TASK PROMPT: Filter the entries, keeping every line with the word "JSON".

------

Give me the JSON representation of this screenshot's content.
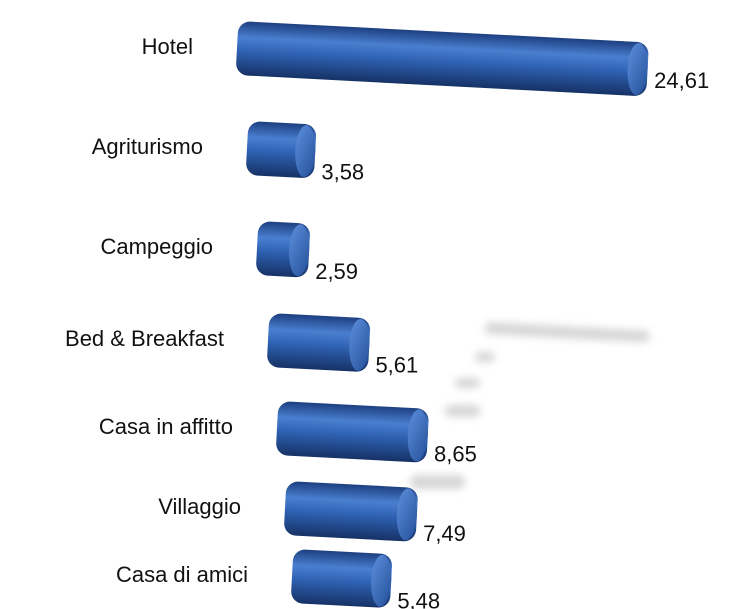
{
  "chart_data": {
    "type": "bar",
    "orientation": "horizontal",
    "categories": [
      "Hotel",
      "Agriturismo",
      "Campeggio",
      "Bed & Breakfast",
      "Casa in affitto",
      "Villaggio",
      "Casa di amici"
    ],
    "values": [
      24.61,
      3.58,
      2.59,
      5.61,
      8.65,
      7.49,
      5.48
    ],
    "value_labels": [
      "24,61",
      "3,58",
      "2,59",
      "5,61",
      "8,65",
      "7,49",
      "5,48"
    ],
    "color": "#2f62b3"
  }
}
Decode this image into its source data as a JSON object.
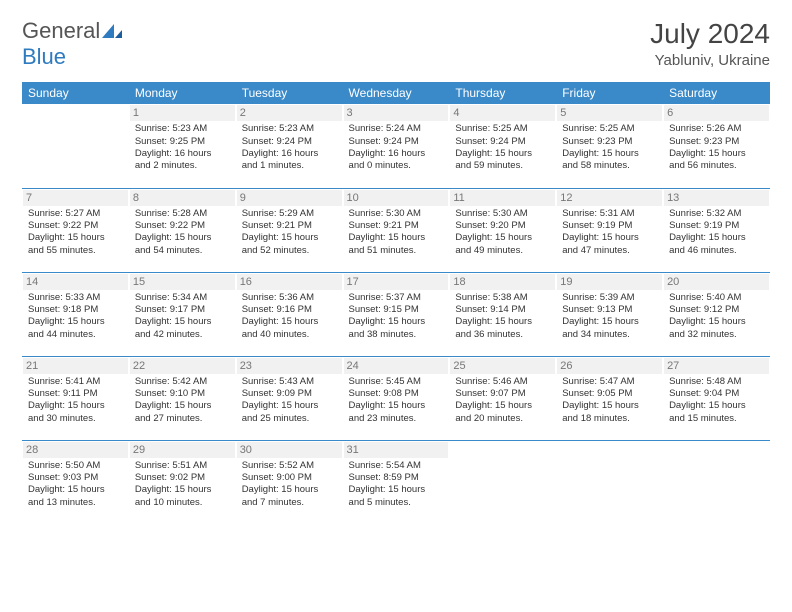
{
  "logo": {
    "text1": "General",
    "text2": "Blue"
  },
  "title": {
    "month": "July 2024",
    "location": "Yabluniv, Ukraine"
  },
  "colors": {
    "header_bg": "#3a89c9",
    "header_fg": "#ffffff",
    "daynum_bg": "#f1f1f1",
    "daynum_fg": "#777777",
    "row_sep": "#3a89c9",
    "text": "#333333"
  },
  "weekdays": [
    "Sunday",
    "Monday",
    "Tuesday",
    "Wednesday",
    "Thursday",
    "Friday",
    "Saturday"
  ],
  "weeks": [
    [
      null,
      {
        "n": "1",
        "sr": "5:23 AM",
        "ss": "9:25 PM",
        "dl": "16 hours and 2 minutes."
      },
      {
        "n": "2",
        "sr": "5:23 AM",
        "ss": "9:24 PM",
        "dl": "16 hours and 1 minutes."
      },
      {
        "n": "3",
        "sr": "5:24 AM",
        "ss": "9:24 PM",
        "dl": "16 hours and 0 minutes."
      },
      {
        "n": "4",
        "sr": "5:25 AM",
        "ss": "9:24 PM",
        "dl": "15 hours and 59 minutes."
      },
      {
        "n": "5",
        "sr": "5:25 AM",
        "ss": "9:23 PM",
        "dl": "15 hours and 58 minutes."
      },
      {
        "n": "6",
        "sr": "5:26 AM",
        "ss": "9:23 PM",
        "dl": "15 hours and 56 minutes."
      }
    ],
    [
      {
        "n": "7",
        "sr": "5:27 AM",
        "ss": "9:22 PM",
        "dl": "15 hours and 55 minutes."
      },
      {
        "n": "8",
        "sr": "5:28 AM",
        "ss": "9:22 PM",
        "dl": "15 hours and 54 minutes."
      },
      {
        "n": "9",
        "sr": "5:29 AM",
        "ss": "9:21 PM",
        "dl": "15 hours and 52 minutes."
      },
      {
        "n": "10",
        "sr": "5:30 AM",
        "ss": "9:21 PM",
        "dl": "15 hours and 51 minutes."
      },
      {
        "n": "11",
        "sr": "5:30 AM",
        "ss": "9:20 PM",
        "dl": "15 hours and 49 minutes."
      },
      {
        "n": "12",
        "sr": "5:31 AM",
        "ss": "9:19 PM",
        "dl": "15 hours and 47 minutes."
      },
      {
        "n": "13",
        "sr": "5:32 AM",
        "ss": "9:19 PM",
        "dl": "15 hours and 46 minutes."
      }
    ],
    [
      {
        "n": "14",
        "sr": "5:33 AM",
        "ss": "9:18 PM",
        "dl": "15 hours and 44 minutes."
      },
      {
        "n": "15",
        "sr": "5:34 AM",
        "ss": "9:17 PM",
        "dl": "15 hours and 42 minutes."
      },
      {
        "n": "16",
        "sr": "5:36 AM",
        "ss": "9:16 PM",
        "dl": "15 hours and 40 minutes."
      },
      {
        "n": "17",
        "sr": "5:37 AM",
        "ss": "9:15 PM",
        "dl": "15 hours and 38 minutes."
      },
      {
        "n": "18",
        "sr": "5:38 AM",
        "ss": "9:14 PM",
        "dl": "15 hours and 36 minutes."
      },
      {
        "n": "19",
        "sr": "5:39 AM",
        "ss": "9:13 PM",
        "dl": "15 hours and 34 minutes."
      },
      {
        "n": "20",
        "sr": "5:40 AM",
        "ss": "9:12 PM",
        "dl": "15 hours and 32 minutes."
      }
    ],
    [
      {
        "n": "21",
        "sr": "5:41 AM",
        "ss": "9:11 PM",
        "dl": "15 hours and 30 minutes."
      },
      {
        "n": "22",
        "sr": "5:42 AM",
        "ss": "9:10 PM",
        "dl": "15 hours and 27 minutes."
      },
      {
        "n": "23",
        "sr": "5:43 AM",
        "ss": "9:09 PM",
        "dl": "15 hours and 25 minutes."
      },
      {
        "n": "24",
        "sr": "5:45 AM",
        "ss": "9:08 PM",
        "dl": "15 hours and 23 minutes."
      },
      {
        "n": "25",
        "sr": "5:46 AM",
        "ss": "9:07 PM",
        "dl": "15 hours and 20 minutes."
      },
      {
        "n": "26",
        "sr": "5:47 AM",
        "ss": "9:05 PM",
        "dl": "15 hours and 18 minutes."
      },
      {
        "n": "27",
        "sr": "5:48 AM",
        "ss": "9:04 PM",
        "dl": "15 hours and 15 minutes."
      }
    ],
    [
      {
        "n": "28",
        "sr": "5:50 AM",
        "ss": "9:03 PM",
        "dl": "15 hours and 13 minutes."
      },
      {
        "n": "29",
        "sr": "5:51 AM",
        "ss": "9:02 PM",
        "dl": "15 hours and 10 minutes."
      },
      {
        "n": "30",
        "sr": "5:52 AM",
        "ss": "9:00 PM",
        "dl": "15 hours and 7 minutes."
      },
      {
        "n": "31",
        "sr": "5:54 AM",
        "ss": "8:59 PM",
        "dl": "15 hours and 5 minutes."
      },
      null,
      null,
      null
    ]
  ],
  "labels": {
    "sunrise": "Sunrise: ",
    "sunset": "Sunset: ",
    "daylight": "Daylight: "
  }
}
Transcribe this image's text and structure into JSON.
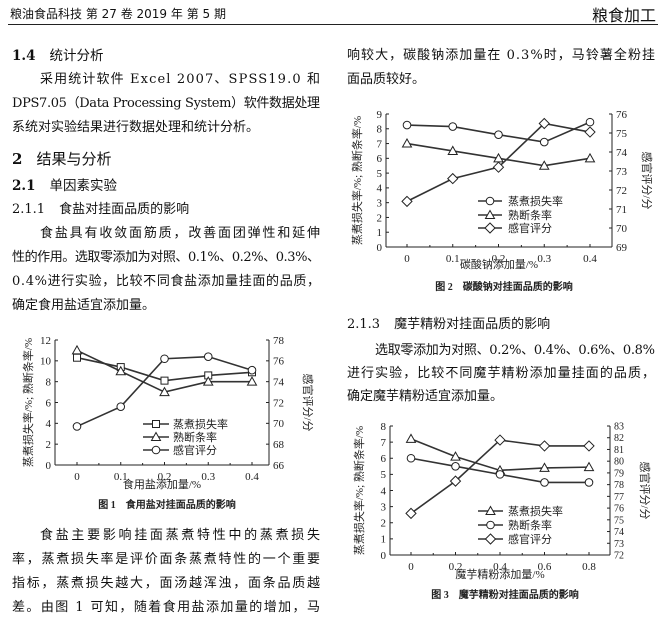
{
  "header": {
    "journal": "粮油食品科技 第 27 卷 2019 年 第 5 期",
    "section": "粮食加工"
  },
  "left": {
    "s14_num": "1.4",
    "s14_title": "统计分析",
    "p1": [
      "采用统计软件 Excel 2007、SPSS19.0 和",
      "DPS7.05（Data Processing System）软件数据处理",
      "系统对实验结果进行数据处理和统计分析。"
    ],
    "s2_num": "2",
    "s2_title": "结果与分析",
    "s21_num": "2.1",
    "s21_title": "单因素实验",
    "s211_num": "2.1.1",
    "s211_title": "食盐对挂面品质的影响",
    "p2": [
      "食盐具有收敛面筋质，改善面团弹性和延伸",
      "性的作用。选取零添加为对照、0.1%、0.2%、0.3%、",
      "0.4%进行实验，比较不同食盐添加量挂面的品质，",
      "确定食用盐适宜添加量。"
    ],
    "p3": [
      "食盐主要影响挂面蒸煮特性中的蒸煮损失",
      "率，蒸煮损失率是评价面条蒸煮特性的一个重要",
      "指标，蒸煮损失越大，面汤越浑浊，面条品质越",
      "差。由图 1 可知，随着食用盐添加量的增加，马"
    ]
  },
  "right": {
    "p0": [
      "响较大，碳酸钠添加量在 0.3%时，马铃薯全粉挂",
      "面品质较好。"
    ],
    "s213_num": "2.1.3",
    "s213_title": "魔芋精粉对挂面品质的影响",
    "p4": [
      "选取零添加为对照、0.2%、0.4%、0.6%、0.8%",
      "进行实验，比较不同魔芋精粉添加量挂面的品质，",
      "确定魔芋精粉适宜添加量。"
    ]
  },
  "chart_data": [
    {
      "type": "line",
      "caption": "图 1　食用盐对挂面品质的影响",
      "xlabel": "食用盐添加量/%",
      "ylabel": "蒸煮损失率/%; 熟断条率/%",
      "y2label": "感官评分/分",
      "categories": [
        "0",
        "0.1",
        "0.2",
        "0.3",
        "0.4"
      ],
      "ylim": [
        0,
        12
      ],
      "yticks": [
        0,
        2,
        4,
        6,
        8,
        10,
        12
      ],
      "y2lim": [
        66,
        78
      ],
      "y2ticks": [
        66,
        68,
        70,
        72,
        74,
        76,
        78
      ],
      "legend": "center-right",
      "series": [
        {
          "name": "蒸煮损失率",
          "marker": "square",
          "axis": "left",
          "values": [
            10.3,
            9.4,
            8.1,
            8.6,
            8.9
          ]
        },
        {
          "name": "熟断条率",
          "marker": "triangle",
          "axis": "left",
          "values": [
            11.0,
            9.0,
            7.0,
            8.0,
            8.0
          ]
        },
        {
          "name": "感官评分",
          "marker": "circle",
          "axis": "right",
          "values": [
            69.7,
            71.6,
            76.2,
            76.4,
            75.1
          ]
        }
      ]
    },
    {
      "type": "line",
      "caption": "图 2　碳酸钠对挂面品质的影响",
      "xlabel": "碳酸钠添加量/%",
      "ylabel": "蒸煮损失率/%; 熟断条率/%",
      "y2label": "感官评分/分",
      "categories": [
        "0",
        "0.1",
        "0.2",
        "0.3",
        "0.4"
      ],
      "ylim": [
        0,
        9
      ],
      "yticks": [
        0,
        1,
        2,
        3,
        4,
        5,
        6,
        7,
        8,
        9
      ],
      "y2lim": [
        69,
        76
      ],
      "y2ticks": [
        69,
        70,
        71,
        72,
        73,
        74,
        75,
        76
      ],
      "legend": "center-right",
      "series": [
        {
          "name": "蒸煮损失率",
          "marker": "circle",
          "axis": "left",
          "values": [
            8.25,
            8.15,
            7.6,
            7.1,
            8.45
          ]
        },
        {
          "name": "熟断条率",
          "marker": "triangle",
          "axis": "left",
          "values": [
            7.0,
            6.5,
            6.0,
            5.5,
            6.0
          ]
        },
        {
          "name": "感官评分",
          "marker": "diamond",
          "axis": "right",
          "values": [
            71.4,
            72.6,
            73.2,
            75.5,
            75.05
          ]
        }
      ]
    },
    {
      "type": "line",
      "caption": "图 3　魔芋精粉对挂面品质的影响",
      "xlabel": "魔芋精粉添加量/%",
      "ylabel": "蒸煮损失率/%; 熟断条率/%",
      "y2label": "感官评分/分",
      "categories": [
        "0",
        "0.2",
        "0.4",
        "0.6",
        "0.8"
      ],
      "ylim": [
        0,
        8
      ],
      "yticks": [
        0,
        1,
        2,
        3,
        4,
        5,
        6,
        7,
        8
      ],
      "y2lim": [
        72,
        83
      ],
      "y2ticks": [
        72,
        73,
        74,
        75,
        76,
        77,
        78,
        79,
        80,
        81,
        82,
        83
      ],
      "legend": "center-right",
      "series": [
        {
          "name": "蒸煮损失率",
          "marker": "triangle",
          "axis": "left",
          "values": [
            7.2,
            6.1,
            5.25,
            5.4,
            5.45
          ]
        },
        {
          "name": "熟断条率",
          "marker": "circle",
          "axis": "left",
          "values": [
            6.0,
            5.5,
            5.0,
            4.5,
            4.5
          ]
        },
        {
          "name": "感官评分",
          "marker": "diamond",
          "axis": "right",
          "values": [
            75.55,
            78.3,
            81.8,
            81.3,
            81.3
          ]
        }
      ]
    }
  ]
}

------

WRITTEN RESPONSE:
Give me the JSON representation of this screenshot's content.
Decode this image into its source data as a JSON object.
Transcribe this image's text and structure into JSON.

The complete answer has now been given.